— start of DOCUMENT EXTRACT —
If you run into her in the parking lot, see her checking the mail, or what ever just wave, introduce yourself, and ask what she's going to school for. Keep it brief because you're a busy and important guy with things to do and people to see, but if things go well suggest having a cup of coffee sometime :banana If she asks for your number *do not give it!* It never works! Women give their numbers, men call, end of story.

Otherwise, keep it fun and simple. Dating these days is more about hanging out than spending money on her. You pay for your coffee, she pays for hers, and there are no pressures or expectations. Don't ask to take her out to a fancy restaurant - have her come over and watch tv, play Nintendo, or what ever. Its about having fun together, not trying to impress her.


----------



## Futures (Aug 27, 2005)

*Re: re: Need help getting to know girl across the street!*



opivy22 said:


> If she asks for your number *do not give it!* It never works! Women give their numbers, men call, end of story.


 :um

The number of women in my 26 years that have asked for my number: 0

I don't think women are gonna start asking guys for their number any time soon, especially on a chance encounter like this.


----------



## opivy22 (Mar 1, 2005)
— end of DOCUMENT EXTRACT —
TASKS FOR THIS EXERCISE -
A – Translate this sentence from the dating-advice thread into Spanish: "Dating these days is more about hanging out than spending money on her."
B – In the dating-advice thread, how many women does the reply posted by Futures say have asked for that poster's number in 26 years?
— start of SOURCE DATA —
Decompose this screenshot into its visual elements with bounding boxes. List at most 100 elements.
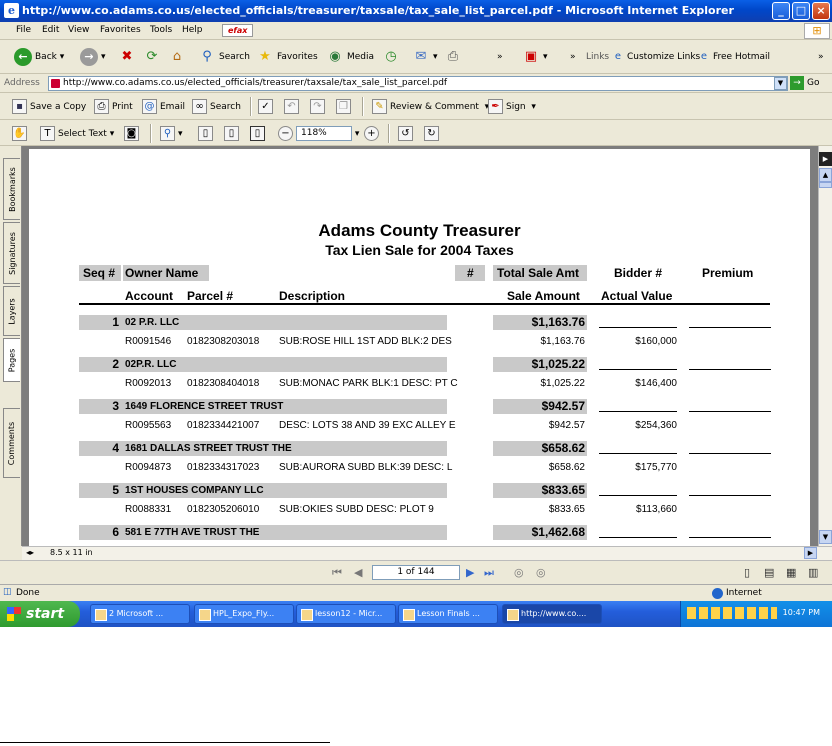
— end of SOURCE DATA —
WORKED ANSWERS -
A – Hoy en día, salir con alguien se trata más de pasar el rato juntos que de gastar dinero en ella.

B – Zero.